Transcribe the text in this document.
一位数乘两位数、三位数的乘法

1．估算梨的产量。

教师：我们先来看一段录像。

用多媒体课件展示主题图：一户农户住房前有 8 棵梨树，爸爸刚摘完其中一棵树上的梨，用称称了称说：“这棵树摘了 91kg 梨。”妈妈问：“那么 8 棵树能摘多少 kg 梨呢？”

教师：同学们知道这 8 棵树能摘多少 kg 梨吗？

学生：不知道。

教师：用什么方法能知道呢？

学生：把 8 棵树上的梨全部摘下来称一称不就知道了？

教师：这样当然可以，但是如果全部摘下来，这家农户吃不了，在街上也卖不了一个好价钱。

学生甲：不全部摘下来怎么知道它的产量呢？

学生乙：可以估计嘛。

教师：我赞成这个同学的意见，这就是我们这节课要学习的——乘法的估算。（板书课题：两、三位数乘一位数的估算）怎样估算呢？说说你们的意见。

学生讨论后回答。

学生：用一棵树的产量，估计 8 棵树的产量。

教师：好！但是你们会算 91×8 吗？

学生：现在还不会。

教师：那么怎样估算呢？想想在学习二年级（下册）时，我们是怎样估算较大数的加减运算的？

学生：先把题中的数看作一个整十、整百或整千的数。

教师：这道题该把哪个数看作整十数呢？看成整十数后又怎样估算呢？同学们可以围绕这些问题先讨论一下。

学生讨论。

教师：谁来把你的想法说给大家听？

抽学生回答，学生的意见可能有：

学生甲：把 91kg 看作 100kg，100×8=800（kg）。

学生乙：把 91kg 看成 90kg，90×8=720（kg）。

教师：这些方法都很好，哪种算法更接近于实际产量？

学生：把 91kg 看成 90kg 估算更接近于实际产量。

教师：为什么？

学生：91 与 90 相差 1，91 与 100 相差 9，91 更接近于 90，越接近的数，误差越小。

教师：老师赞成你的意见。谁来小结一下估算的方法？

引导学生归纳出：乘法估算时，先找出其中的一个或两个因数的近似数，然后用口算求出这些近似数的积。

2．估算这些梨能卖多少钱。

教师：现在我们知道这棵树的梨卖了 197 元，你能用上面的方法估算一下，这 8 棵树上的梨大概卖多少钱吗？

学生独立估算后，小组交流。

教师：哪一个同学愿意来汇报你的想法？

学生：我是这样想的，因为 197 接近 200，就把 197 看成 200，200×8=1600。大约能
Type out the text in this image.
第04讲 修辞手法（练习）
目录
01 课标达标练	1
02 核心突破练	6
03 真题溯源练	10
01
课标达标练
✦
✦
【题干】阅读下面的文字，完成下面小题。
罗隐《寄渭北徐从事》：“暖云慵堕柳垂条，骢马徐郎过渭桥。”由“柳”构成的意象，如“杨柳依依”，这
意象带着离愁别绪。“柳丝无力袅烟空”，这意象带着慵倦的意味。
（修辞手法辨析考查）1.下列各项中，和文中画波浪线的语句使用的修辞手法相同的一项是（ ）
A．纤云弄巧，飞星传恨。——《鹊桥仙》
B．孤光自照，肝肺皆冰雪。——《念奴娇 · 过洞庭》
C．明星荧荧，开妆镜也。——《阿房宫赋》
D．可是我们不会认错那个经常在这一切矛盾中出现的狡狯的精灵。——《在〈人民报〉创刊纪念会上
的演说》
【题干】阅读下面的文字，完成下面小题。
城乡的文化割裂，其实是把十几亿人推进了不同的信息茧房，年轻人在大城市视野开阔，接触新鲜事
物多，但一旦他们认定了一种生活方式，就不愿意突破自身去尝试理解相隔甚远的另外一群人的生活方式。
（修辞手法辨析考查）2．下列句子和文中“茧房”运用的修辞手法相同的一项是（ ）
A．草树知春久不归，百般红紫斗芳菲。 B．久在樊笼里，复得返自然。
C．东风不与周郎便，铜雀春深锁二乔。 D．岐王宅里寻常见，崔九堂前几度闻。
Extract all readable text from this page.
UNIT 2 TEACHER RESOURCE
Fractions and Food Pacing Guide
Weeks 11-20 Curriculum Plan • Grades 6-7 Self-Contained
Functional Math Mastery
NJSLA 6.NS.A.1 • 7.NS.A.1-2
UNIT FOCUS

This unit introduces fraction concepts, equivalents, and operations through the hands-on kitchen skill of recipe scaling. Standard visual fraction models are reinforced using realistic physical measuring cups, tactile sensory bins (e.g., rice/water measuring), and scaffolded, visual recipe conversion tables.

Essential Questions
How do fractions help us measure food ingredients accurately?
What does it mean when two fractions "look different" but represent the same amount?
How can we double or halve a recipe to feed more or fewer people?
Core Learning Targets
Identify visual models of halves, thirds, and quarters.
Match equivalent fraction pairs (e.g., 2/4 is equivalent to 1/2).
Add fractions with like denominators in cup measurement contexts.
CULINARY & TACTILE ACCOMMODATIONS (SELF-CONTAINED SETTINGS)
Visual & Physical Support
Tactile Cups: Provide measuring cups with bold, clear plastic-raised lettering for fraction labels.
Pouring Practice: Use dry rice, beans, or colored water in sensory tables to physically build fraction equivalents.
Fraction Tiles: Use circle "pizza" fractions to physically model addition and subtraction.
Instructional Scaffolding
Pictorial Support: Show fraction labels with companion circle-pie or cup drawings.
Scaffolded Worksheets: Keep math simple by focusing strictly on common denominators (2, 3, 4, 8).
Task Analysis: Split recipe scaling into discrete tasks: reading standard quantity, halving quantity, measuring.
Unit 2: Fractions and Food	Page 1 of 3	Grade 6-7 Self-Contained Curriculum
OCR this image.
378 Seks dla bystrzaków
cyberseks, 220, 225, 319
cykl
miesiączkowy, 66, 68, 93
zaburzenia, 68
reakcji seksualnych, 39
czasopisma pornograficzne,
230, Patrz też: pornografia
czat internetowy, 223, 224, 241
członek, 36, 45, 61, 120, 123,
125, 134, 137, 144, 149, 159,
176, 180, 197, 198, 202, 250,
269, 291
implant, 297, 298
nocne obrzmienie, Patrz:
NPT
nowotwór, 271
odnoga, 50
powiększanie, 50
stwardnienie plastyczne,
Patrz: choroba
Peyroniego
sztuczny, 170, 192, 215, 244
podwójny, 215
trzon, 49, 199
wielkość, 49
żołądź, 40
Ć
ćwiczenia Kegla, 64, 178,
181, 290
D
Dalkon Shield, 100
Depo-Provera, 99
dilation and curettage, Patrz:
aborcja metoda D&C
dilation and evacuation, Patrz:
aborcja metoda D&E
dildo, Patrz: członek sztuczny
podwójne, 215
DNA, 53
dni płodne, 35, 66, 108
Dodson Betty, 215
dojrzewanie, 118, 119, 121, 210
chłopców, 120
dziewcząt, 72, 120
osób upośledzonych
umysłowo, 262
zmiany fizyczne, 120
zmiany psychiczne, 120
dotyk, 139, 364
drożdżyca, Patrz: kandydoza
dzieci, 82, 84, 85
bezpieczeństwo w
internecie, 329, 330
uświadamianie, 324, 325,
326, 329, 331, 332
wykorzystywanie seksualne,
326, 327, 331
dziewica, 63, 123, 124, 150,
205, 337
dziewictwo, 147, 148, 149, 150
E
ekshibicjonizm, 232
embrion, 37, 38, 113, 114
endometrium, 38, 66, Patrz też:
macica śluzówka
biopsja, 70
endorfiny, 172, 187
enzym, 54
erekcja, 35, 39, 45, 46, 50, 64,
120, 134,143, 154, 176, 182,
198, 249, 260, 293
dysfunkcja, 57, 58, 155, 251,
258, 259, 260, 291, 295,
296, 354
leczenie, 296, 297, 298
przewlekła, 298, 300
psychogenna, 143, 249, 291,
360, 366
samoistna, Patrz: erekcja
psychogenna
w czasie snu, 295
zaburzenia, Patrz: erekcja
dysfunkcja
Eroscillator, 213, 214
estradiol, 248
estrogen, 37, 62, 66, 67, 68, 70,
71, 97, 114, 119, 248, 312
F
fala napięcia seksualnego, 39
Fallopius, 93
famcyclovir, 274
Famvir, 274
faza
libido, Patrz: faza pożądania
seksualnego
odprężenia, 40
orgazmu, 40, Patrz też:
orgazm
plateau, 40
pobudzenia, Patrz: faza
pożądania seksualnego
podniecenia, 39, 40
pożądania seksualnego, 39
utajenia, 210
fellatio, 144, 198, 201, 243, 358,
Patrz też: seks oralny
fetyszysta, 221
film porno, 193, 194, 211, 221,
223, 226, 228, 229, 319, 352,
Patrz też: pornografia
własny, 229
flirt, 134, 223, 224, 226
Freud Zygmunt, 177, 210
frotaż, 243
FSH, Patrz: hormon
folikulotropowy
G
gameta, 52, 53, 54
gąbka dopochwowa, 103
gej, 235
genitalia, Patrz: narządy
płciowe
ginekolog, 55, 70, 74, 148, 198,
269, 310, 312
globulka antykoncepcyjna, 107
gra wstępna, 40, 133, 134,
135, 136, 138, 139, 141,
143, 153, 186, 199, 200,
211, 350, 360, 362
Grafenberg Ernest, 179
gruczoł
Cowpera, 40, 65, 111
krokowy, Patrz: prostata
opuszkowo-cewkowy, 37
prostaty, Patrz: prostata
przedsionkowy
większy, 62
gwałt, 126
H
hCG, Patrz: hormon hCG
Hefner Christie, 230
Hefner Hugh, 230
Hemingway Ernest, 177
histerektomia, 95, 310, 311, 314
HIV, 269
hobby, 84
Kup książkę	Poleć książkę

——

_Short exercise:_
Report only the number of lines in the listing that contain the word "tables".

_Expected output:_
2